Records supplied

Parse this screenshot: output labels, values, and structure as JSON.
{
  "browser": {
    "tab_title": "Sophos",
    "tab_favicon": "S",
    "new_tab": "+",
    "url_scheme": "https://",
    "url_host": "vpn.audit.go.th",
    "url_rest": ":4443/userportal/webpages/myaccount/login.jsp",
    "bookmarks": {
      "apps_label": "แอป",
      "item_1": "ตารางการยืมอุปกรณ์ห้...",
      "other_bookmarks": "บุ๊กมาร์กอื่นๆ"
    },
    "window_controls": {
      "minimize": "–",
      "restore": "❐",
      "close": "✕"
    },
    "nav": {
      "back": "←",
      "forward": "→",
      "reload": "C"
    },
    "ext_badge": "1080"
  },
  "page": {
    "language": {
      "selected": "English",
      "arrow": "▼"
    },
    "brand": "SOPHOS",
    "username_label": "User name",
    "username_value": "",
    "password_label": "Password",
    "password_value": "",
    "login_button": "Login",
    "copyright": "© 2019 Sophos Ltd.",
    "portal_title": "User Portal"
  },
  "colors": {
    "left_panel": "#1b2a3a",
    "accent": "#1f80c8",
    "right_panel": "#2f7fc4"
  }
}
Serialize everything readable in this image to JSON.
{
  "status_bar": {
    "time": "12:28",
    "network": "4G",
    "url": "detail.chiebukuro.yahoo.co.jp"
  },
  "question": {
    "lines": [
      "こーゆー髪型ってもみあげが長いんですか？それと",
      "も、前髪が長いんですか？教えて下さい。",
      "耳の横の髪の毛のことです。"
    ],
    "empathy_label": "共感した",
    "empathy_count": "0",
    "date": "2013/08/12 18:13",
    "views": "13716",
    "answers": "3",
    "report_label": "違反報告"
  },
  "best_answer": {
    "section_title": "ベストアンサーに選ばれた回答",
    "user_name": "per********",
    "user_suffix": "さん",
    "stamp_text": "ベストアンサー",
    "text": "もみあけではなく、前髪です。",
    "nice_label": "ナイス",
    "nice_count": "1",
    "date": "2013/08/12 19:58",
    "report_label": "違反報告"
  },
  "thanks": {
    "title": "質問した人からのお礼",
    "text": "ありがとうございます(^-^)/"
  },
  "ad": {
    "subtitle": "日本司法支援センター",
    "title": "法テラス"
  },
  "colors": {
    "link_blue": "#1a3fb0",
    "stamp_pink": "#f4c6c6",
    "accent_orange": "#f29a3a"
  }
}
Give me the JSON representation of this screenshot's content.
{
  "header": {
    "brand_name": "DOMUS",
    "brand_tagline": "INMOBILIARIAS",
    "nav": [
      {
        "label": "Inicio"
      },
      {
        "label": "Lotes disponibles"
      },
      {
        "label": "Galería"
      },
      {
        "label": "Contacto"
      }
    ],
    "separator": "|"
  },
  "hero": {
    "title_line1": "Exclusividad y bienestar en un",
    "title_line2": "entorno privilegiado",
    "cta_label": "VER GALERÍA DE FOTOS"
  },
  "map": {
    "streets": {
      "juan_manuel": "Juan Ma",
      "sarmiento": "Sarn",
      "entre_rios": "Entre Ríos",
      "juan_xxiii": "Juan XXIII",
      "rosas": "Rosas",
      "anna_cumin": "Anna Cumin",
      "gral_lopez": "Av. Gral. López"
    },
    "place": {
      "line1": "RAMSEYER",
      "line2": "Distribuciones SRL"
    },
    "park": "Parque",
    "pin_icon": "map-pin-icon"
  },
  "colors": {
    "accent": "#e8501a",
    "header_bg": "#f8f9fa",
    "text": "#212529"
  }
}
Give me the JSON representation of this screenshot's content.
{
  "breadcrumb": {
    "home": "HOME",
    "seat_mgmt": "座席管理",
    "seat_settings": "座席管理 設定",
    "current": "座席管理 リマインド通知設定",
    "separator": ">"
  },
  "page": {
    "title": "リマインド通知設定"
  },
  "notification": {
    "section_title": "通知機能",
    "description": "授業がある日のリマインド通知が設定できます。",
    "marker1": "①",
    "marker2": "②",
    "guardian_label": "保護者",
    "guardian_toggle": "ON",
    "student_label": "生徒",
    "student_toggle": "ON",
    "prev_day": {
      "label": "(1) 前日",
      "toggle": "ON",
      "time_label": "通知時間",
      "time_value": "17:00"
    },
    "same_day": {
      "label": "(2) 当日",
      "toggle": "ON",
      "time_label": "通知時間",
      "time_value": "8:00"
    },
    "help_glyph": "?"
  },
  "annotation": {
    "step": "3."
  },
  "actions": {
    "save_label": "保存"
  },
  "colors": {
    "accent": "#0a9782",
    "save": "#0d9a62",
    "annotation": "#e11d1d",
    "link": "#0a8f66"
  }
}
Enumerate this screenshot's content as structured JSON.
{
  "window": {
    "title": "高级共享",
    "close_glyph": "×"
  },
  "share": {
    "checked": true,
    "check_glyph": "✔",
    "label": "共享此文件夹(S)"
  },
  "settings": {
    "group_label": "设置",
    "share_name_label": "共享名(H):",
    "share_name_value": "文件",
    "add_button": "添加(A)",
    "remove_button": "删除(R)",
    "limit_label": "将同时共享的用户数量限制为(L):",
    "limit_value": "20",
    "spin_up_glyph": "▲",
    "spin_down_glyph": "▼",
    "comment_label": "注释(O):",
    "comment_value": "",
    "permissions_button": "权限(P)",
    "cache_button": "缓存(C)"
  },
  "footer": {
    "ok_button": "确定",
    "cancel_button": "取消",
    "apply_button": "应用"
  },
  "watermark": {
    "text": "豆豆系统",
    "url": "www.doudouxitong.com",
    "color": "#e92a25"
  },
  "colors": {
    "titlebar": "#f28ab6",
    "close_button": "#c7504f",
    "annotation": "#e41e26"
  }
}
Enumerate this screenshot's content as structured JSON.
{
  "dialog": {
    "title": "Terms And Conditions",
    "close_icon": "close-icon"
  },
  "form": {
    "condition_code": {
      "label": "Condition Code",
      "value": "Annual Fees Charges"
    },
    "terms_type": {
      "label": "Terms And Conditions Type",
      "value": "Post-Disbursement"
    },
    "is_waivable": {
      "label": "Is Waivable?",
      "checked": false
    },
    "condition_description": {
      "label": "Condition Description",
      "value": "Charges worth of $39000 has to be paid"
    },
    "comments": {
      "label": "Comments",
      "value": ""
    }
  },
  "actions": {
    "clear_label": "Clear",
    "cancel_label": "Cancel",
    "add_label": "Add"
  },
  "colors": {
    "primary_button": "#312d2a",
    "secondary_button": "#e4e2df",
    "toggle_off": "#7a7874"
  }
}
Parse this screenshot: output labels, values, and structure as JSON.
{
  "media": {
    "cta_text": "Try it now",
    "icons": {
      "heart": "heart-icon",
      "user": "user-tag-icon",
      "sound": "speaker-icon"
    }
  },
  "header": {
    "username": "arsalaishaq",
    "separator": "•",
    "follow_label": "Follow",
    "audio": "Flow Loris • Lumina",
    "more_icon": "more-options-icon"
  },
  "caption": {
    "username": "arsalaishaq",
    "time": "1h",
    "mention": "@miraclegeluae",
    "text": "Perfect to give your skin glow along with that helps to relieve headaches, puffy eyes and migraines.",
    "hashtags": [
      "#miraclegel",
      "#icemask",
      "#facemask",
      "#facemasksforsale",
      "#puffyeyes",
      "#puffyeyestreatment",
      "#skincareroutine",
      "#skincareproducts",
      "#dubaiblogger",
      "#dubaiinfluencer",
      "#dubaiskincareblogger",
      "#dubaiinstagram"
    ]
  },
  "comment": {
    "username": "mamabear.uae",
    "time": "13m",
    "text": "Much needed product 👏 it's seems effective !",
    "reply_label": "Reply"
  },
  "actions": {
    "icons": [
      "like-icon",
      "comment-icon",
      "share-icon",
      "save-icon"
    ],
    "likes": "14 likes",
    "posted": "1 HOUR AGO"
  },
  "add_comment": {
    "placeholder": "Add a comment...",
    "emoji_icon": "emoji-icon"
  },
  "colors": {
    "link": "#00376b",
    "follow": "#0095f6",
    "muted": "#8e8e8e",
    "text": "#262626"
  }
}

What this task involves
From the records, copy every line that has the string "annotation" in it.

Finished task
  "annotation": {
    "annotation": "#e11d1d",
    "annotation": "#e41e26"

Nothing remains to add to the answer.